STORED ROWS —
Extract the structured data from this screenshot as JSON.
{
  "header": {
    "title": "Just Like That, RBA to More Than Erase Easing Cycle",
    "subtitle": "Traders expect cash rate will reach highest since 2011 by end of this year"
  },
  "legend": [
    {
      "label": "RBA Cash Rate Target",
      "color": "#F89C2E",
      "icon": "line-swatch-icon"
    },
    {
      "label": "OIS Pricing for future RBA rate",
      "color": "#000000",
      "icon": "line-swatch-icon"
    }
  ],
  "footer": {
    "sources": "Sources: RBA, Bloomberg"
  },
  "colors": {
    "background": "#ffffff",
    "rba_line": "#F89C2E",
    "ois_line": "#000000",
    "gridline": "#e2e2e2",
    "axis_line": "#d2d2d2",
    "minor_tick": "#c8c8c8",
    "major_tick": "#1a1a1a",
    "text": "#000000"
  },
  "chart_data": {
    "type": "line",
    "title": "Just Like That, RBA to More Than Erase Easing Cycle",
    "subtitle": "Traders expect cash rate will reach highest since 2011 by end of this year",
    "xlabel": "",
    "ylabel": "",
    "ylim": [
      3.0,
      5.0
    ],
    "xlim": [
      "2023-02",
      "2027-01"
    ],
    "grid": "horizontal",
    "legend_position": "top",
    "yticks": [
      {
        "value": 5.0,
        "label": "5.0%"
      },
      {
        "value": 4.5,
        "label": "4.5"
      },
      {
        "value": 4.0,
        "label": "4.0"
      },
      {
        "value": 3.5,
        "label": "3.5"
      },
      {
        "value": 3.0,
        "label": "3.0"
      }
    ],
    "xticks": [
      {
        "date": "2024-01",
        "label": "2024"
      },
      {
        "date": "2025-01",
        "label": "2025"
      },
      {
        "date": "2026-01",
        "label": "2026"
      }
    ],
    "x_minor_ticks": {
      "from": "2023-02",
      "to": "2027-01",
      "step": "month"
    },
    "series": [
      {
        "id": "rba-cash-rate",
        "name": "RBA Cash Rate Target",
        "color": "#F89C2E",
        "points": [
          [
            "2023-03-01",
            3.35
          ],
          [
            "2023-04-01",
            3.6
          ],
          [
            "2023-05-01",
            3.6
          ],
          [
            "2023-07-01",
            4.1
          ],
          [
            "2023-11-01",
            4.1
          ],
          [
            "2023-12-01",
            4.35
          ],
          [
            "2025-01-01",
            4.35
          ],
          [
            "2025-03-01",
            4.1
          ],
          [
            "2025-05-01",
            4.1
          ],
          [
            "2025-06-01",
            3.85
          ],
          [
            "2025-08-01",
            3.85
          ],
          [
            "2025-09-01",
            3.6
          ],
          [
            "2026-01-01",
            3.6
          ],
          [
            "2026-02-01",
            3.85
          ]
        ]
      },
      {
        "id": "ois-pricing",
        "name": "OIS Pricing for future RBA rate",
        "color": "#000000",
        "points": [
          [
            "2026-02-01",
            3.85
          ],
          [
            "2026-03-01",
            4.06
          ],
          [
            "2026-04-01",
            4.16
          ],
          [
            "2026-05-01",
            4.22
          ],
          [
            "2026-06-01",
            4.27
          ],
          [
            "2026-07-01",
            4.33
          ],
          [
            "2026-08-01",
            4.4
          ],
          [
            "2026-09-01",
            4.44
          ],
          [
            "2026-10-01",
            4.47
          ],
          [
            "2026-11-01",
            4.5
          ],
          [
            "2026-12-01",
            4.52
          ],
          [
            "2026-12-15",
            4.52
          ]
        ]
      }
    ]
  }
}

WHAT TO WORK ON — Where a line above contains the word "Traders", copy that line.

REPLY —
    "subtitle": "Traders expect cash rate will reach highest since 2011 by end of this year"
    "subtitle": "Traders expect cash rate will reach highest since 2011 by end of this year",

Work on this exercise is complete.